[Region annotation lines]
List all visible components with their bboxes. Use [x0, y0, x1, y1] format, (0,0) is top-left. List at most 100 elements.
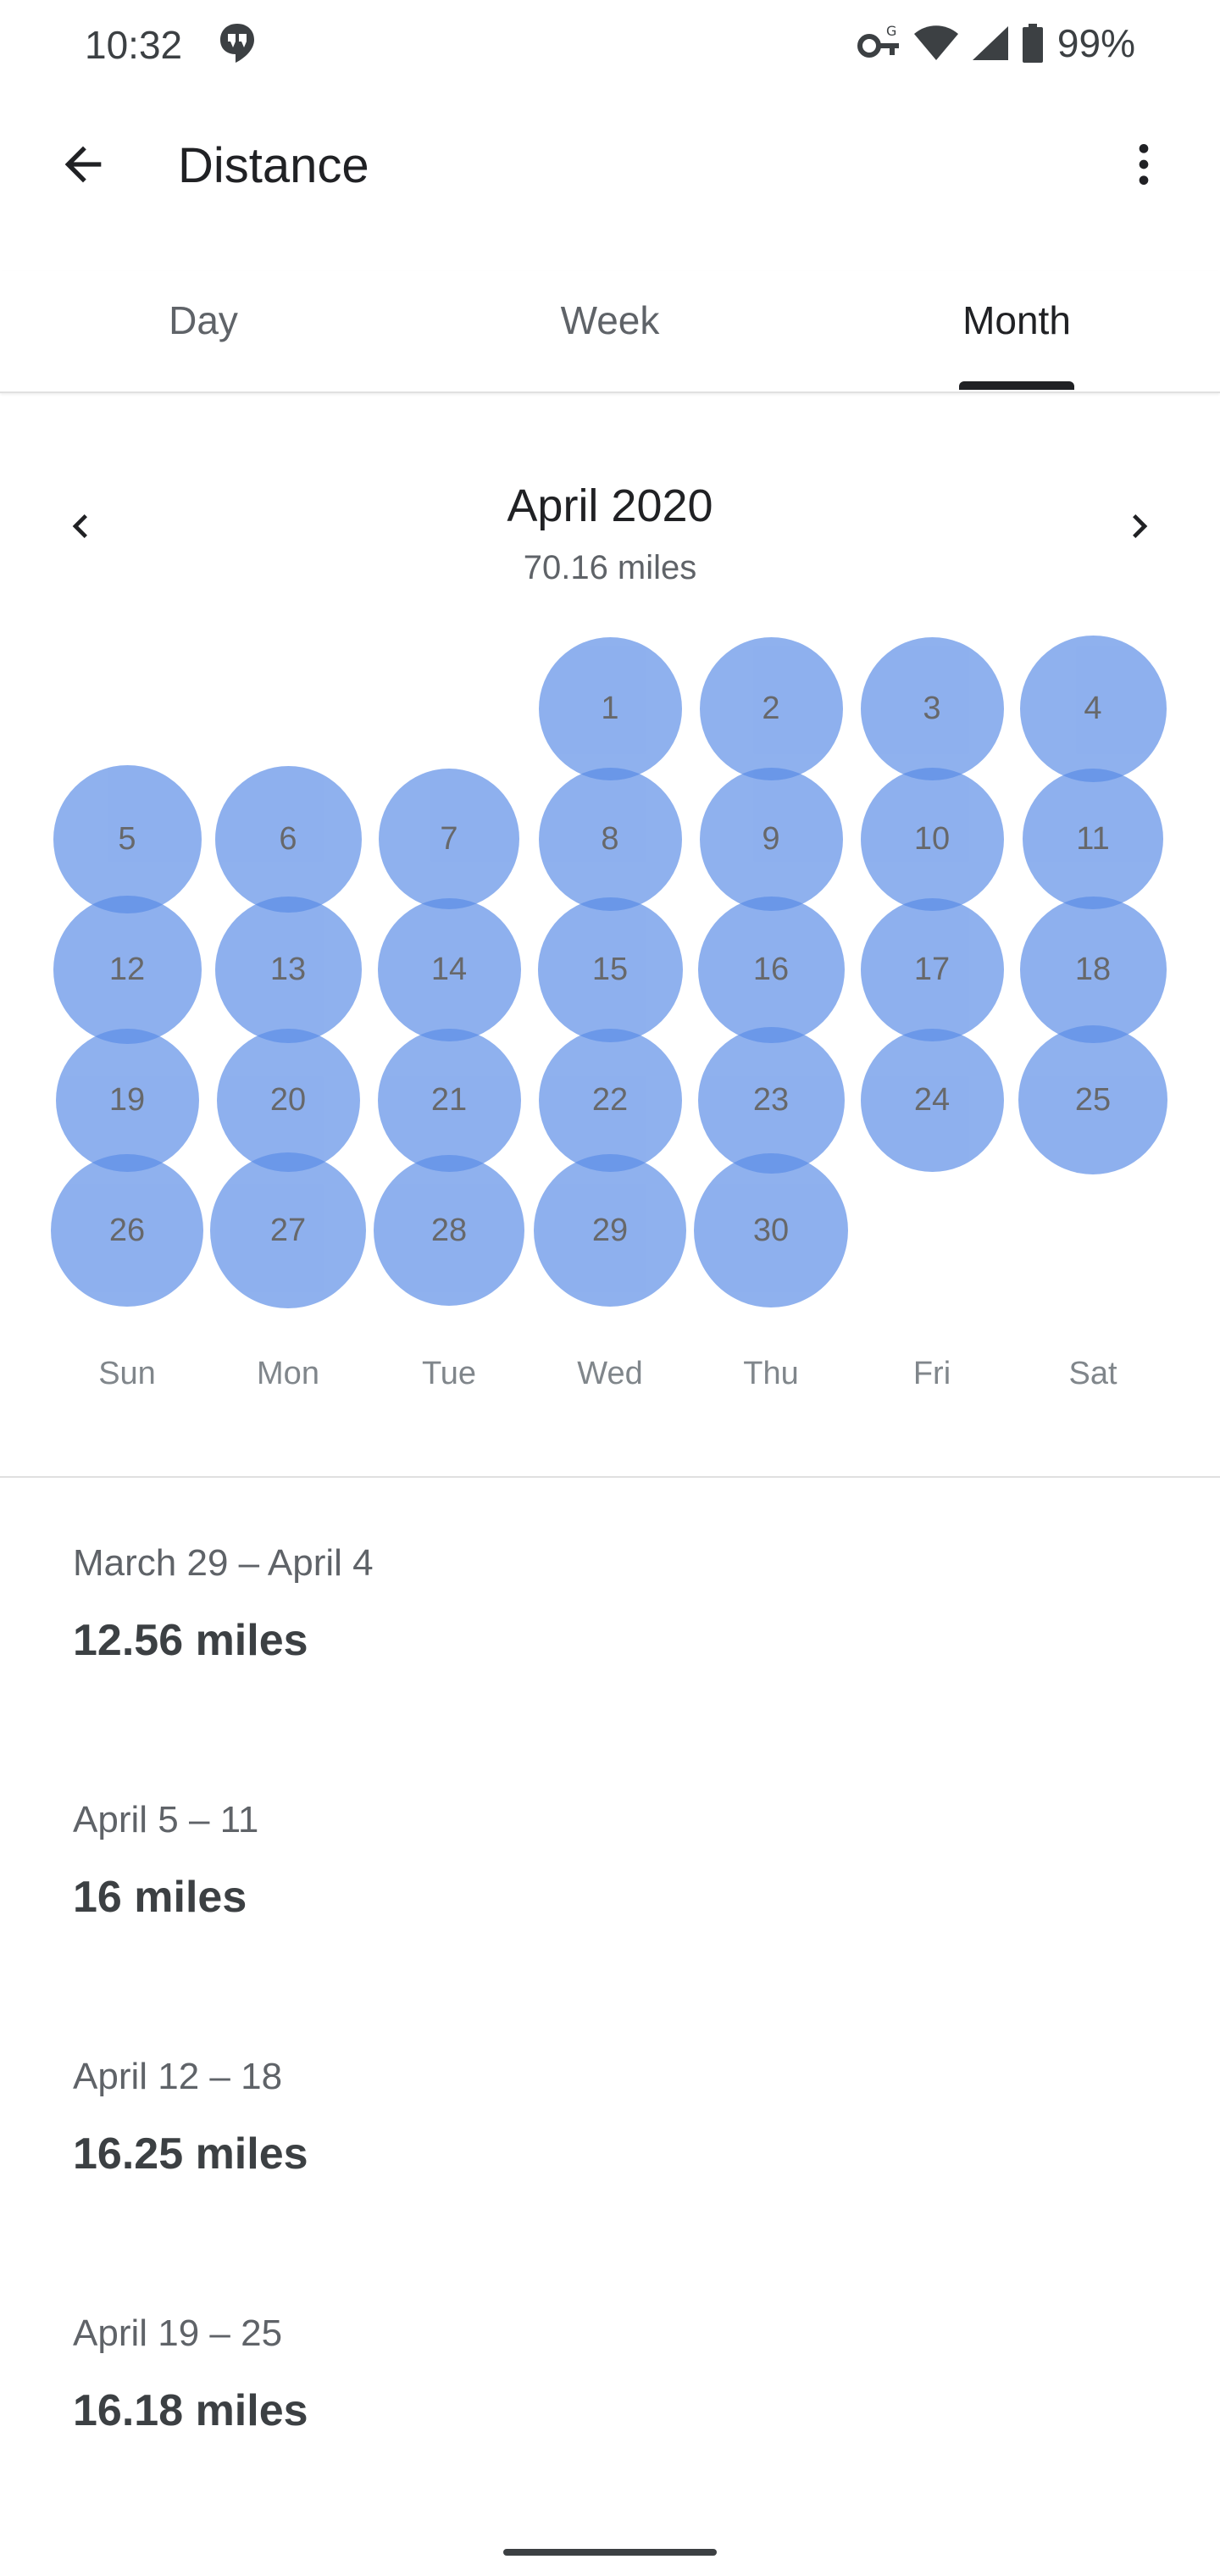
calendar-day-number: 12	[108, 951, 146, 987]
calendar-day-number: 5	[118, 820, 136, 857]
calendar-day[interactable]: 1	[538, 636, 682, 780]
tab-day[interactable]: Day	[0, 271, 407, 390]
tab-bar: Day Week Month	[0, 271, 1220, 393]
cellular-signal-icon	[971, 25, 1010, 62]
week-range: March 29 – April 4	[73, 1542, 374, 1584]
chevron-left-icon	[72, 514, 87, 538]
calendar-day[interactable]: 28	[374, 1155, 524, 1306]
page-title: Distance	[178, 138, 369, 193]
calendar-day[interactable]: 23	[697, 1026, 845, 1174]
calendar-day[interactable]: 25	[1018, 1025, 1167, 1174]
calendar-day[interactable]: 10	[860, 767, 1004, 911]
weekday-label: Thu	[743, 1356, 799, 1391]
calendar-day[interactable]: 14	[377, 897, 521, 1041]
calendar-day[interactable]: 11	[1023, 769, 1163, 909]
calendar-day[interactable]: 6	[214, 765, 362, 913]
week-distance: 16.25 miles	[73, 2129, 308, 2179]
calendar-day[interactable]: 21	[377, 1028, 521, 1172]
weekday-label: Tue	[421, 1356, 477, 1391]
calendar-day[interactable]: 2	[699, 636, 843, 780]
week-range: April 12 – 18	[73, 2056, 283, 2097]
tab-month-label: Month	[962, 298, 1071, 342]
weekday-labels: Sun Mon Tue Wed Thu Fri Sat	[0, 1356, 1220, 1407]
calendar-day[interactable]: 19	[55, 1028, 199, 1172]
week-summary-item[interactable]: April 12 – 18 16.25 miles	[0, 1991, 1220, 2246]
calendar-day-number: 23	[752, 1081, 790, 1118]
calendar-day[interactable]: 4	[1019, 635, 1167, 782]
calendar-day[interactable]: 16	[697, 896, 845, 1043]
next-month-button[interactable]	[1101, 488, 1178, 564]
calendar-day-number: 28	[430, 1212, 468, 1248]
calendar-day-number: 11	[1076, 820, 1110, 857]
calendar-day[interactable]: 27	[210, 1152, 366, 1308]
battery-percentage: 99%	[1056, 21, 1135, 65]
calendar-day-number: 22	[591, 1081, 629, 1118]
calendar-day-number: 4	[1084, 690, 1102, 726]
calendar-day-number: 7	[440, 820, 458, 857]
tab-month[interactable]: Month	[813, 271, 1220, 390]
tab-week-label: Week	[560, 298, 660, 342]
calendar-day-number: 2	[762, 690, 780, 726]
week-summary-item[interactable]: April 19 – 25 16.18 miles	[0, 2248, 1220, 2502]
calendar-day-number: 10	[913, 820, 951, 857]
calendar-day-number: 27	[269, 1212, 307, 1248]
calendar-day[interactable]: 8	[538, 767, 682, 911]
more-options-button[interactable]	[1101, 122, 1186, 207]
svg-text:G: G	[886, 24, 896, 39]
app-bar: Distance	[0, 88, 1220, 244]
vpn-key-icon: G	[857, 24, 901, 63]
calendar-day-number: 16	[752, 951, 790, 987]
calendar-day[interactable]: 30	[694, 1153, 848, 1307]
week-distance: 12.56 miles	[73, 1616, 308, 1665]
arrow-back-icon	[64, 146, 102, 183]
calendar-day-number: 8	[601, 820, 619, 857]
weekday-label: Wed	[577, 1356, 643, 1391]
home-indicator[interactable]	[503, 2549, 717, 2556]
battery-icon	[1022, 24, 1044, 63]
calendar-day[interactable]: 13	[214, 896, 362, 1043]
calendar-day-number: 26	[108, 1212, 146, 1248]
calendar-day[interactable]: 26	[51, 1154, 203, 1307]
more-vert-icon	[1139, 144, 1149, 185]
calendar-day[interactable]: 24	[860, 1028, 1004, 1172]
calendar-day[interactable]: 17	[860, 897, 1004, 1041]
calendar-day-number: 30	[752, 1212, 790, 1248]
calendar-day-number: 29	[591, 1212, 629, 1248]
status-icons: G 99%	[857, 21, 1135, 65]
calendar-day[interactable]: 15	[537, 897, 683, 1042]
weekday-label: Fri	[912, 1356, 951, 1391]
status-bar: 10:32 G	[0, 0, 1220, 88]
calendar-day[interactable]: 9	[699, 767, 843, 911]
back-button[interactable]	[41, 122, 125, 207]
week-distance: 16.18 miles	[73, 2386, 308, 2435]
calendar-day[interactable]: 18	[1019, 896, 1167, 1043]
chevron-right-icon	[1133, 514, 1148, 538]
calendar-day-number: 9	[762, 820, 780, 857]
calendar-day[interactable]: 29	[534, 1154, 686, 1307]
month-title: April 2020	[507, 480, 713, 531]
calendar-day[interactable]: 7	[379, 769, 519, 909]
calendar-day-number: 14	[430, 951, 468, 987]
status-time: 10:32	[85, 23, 183, 67]
calendar-day-number: 24	[913, 1081, 951, 1118]
calendar-day[interactable]: 5	[53, 764, 202, 913]
calendar-day[interactable]: 3	[860, 636, 1004, 780]
calendar-day-number: 15	[591, 951, 629, 987]
week-summary-item[interactable]: March 29 – April 4 12.56 miles	[0, 1478, 1220, 1732]
month-calendar: 1 2 3 4 5 6 7 8 9 10 11 12 13 14 15 16 17 18 19 20 21 22 23 24 2…	[0, 610, 1220, 1322]
tab-week[interactable]: Week	[407, 271, 813, 390]
calendar-day[interactable]: 20	[216, 1028, 360, 1172]
calendar-day-number: 21	[430, 1081, 468, 1118]
tab-day-label: Day	[169, 298, 238, 342]
week-range: April 5 – 11	[73, 1799, 259, 1840]
calendar-day-number: 19	[108, 1081, 146, 1118]
calendar-day-number: 17	[913, 951, 951, 987]
calendar-day-number: 20	[269, 1081, 307, 1118]
calendar-day[interactable]: 12	[53, 895, 202, 1044]
hangouts-icon	[219, 22, 256, 64]
previous-month-button[interactable]	[42, 488, 119, 564]
calendar-day-number: 25	[1074, 1081, 1112, 1118]
week-summary-item[interactable]: April 5 – 11 16 miles	[0, 1735, 1220, 1989]
weekday-label: Sat	[1068, 1356, 1117, 1391]
calendar-day[interactable]: 22	[538, 1028, 682, 1172]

# INSTRUCTIONS FOR THE TASK
Extract the lines from the one containing "951, 146, 987]" through the one containing "week-summary-item[interactable]: April 19", both included, and reproduce them verbatim.

# RESULT OF THE EXERCISE
calendar-day-number: 12	[108, 951, 146, 987]
calendar-day-number: 5	[118, 820, 136, 857]
calendar-day[interactable]: 1	[538, 636, 682, 780]
tab-day[interactable]: Day	[0, 271, 407, 390]
tab-bar: Day Week Month	[0, 271, 1220, 393]
cellular-signal-icon	[971, 25, 1010, 62]
week-range: March 29 – April 4	[73, 1542, 374, 1584]
chevron-left-icon	[72, 514, 87, 538]
calendar-day[interactable]: 28	[374, 1155, 524, 1306]
page-title: Distance	[178, 138, 369, 193]
calendar-day[interactable]: 23	[697, 1026, 845, 1174]
calendar-day[interactable]: 25	[1018, 1025, 1167, 1174]
calendar-day[interactable]: 10	[860, 767, 1004, 911]
weekday-label: Thu	[743, 1356, 799, 1391]
calendar-day[interactable]: 14	[377, 897, 521, 1041]
calendar-day[interactable]: 11	[1023, 769, 1163, 909]
calendar-day[interactable]: 6	[214, 765, 362, 913]
week-distance: 16.25 miles	[73, 2129, 308, 2179]
calendar-day[interactable]: 21	[377, 1028, 521, 1172]
weekday-label: Tue	[421, 1356, 477, 1391]
calendar-day[interactable]: 2	[699, 636, 843, 780]
week-range: April 12 – 18	[73, 2056, 283, 2097]
tab-month-label: Month	[962, 298, 1071, 342]
weekday-labels: Sun Mon Tue Wed Thu Fri Sat	[0, 1356, 1220, 1407]
calendar-day[interactable]: 19	[55, 1028, 199, 1172]
week-summary-item[interactable]: April 12 – 18 16.25 miles	[0, 1991, 1220, 2246]
calendar-day-number: 23	[752, 1081, 790, 1118]
calendar-day[interactable]: 4	[1019, 635, 1167, 782]
calendar-day[interactable]: 16	[697, 896, 845, 1043]
next-month-button[interactable]	[1101, 488, 1178, 564]
calendar-day-number: 28	[430, 1212, 468, 1248]
calendar-day-number: 11	[1076, 820, 1110, 857]
calendar-day[interactable]: 27	[210, 1152, 366, 1308]
battery-percentage: 99%	[1056, 21, 1135, 65]
calendar-day-number: 22	[591, 1081, 629, 1118]
calendar-day-number: 4	[1084, 690, 1102, 726]
calendar-day-number: 7	[440, 820, 458, 857]
tab-month[interactable]: Month	[813, 271, 1220, 390]
tab-week-label: Week	[560, 298, 660, 342]
calendar-day-number: 2	[762, 690, 780, 726]
week-summary-item[interactable]: April 19 – 25 16.18 miles	[0, 2248, 1220, 2502]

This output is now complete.